Data rows:
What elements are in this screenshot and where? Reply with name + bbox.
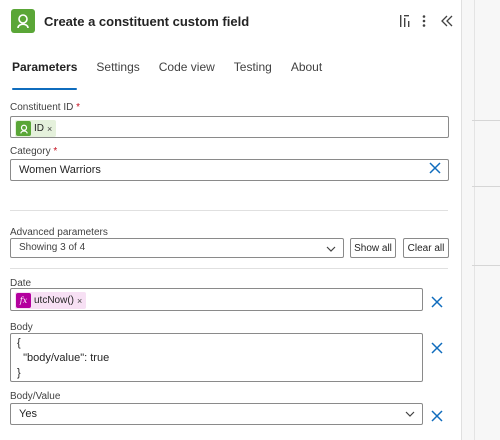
section-divider [10, 210, 448, 211]
category-value: Women Warriors [19, 164, 101, 176]
expression-fx-icon: fx [16, 293, 31, 308]
body-label: Body [10, 322, 33, 333]
remove-body-value-parameter-icon[interactable] [431, 410, 443, 426]
panel-header: Create a constituent custom field [0, 0, 462, 44]
advanced-parameters-value: Showing 3 of 4 [19, 242, 86, 253]
panel-title: Create a constituent custom field [44, 14, 250, 29]
category-field[interactable]: Women Warriors [10, 159, 449, 181]
remove-date-parameter-icon[interactable] [431, 296, 443, 312]
clear-all-button[interactable]: Clear all [403, 238, 449, 258]
constituent-id-field[interactable]: ID × [10, 116, 449, 138]
canvas-divider [472, 186, 500, 187]
canvas-divider [472, 265, 500, 266]
tab-about[interactable]: About [291, 60, 322, 84]
body-value-dropdown[interactable]: Yes [10, 403, 423, 425]
tab-settings[interactable]: Settings [96, 60, 139, 84]
chevron-down-icon [326, 246, 336, 252]
constituent-id-label-text: Constituent ID [10, 102, 74, 113]
body-line-1: { [17, 337, 21, 349]
section-divider [10, 268, 448, 269]
advanced-parameters-label: Advanced parameters [10, 227, 108, 238]
required-mark: * [76, 102, 81, 113]
remove-token-icon[interactable]: × [77, 296, 82, 306]
category-label-text: Category [10, 146, 51, 157]
designer-canvas [462, 0, 500, 440]
clear-category-icon[interactable] [429, 162, 441, 178]
tab-parameters[interactable]: Parameters [12, 60, 78, 90]
utcnow-token-label: utcNow() [34, 295, 75, 306]
connector-pin-icon[interactable] [395, 11, 415, 31]
body-value-label: Body/Value [10, 391, 61, 402]
advanced-parameters-dropdown[interactable]: Showing 3 of 4 [10, 238, 344, 258]
more-options-icon[interactable] [414, 11, 434, 31]
constituent-id-label: Constituent ID * [10, 102, 80, 113]
blackbaud-app-icon [11, 9, 35, 33]
tab-code-view[interactable]: Code view [159, 60, 215, 84]
body-field[interactable]: { "body/value": true } [10, 333, 423, 382]
show-all-button[interactable]: Show all [350, 238, 396, 258]
body-line-3: } [17, 367, 21, 379]
remove-token-icon[interactable]: × [47, 124, 52, 134]
chevron-down-icon [405, 411, 415, 417]
required-mark: * [53, 146, 58, 157]
canvas-divider [474, 0, 475, 440]
constituent-id-token[interactable]: ID × [15, 120, 57, 137]
canvas-divider [472, 120, 500, 121]
tab-testing[interactable]: Testing [234, 60, 272, 84]
panel-tabs: Parameters Settings Code view Testing Ab… [12, 60, 341, 90]
body-line-2: "body/value": true [17, 352, 110, 364]
action-panel: Create a constituent custom field Parame… [0, 0, 462, 440]
body-value-selected: Yes [19, 408, 37, 420]
constituent-id-token-label: ID [34, 123, 44, 134]
category-label: Category * [10, 146, 57, 157]
date-field[interactable]: fx utcNow() × [10, 288, 423, 311]
blackbaud-token-icon [16, 121, 31, 136]
utcnow-token[interactable]: fx utcNow() × [15, 292, 87, 309]
collapse-panel-icon[interactable] [437, 11, 457, 31]
remove-body-parameter-icon[interactable] [431, 342, 443, 358]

• _TASK_: Copy every row above word for word, but leave out the picture.

• _TASK RESULT_:
What elements are in this screenshot and where? Reply with name + bbox.
section-divider [10, 210, 448, 211]
category-value: Women Warriors [19, 164, 101, 176]
expression-fx-icon: fx [16, 293, 31, 308]
body-label: Body [10, 322, 33, 333]
remove-body-value-parameter-icon[interactable] [431, 410, 443, 426]
panel-header: Create a constituent custom field [0, 0, 462, 44]
advanced-parameters-value: Showing 3 of 4 [19, 242, 86, 253]
panel-title: Create a constituent custom field [44, 14, 250, 29]
category-field[interactable]: Women Warriors [10, 159, 449, 181]
remove-date-parameter-icon[interactable] [431, 296, 443, 312]
clear-all-button[interactable]: Clear all [403, 238, 449, 258]
constituent-id-field[interactable]: ID × [10, 116, 449, 138]
canvas-divider [472, 186, 500, 187]
canvas-divider [472, 265, 500, 266]
tab-about[interactable]: About [291, 60, 322, 84]
body-value-dropdown[interactable]: Yes [10, 403, 423, 425]
tab-settings[interactable]: Settings [96, 60, 139, 84]
chevron-down-icon [326, 246, 336, 252]
constituent-id-label-text: Constituent ID [10, 102, 74, 113]
body-line-1: { [17, 337, 21, 349]
section-divider [10, 268, 448, 269]
advanced-parameters-label: Advanced parameters [10, 227, 108, 238]
required-mark: * [76, 102, 81, 113]
remove-token-icon[interactable]: × [77, 296, 82, 306]
category-label-text: Category [10, 146, 51, 157]
designer-canvas [462, 0, 500, 440]
clear-category-icon[interactable] [429, 162, 441, 178]
tab-parameters[interactable]: Parameters [12, 60, 78, 90]
utcnow-token-label: utcNow() [34, 295, 75, 306]
connector-pin-icon[interactable] [395, 11, 415, 31]
body-value-label: Body/Value [10, 391, 61, 402]
advanced-parameters-dropdown[interactable]: Showing 3 of 4 [10, 238, 344, 258]
more-options-icon[interactable] [414, 11, 434, 31]
constituent-id-label: Constituent ID * [10, 102, 80, 113]
blackbaud-app-icon [11, 9, 35, 33]
tab-code-view[interactable]: Code view [159, 60, 215, 84]
body-field[interactable]: { "body/value": true } [10, 333, 423, 382]
show-all-button[interactable]: Show all [350, 238, 396, 258]
body-line-3: } [17, 367, 21, 379]
remove-token-icon[interactable]: × [47, 124, 52, 134]
chevron-down-icon [405, 411, 415, 417]
required-mark: * [53, 146, 58, 157]
canvas-divider [474, 0, 475, 440]
constituent-id-token[interactable]: ID × [15, 120, 57, 137]
canvas-divider [472, 120, 500, 121]
tab-testing[interactable]: Testing [234, 60, 272, 84]
panel-tabs: Parameters Settings Code view Testing Ab… [12, 60, 341, 90]
body-line-2: "body/value": true [17, 352, 110, 364]
action-panel: Create a constituent custom field Parame… [0, 0, 462, 440]
body-value-selected: Yes [19, 408, 37, 420]
constituent-id-token-label: ID [34, 123, 44, 134]
category-label: Category * [10, 146, 57, 157]
date-field[interactable]: fx utcNow() × [10, 288, 423, 311]
blackbaud-token-icon [16, 121, 31, 136]
utcnow-token[interactable]: fx utcNow() × [15, 292, 87, 309]
collapse-panel-icon[interactable] [437, 11, 457, 31]
remove-body-parameter-icon[interactable] [431, 342, 443, 358]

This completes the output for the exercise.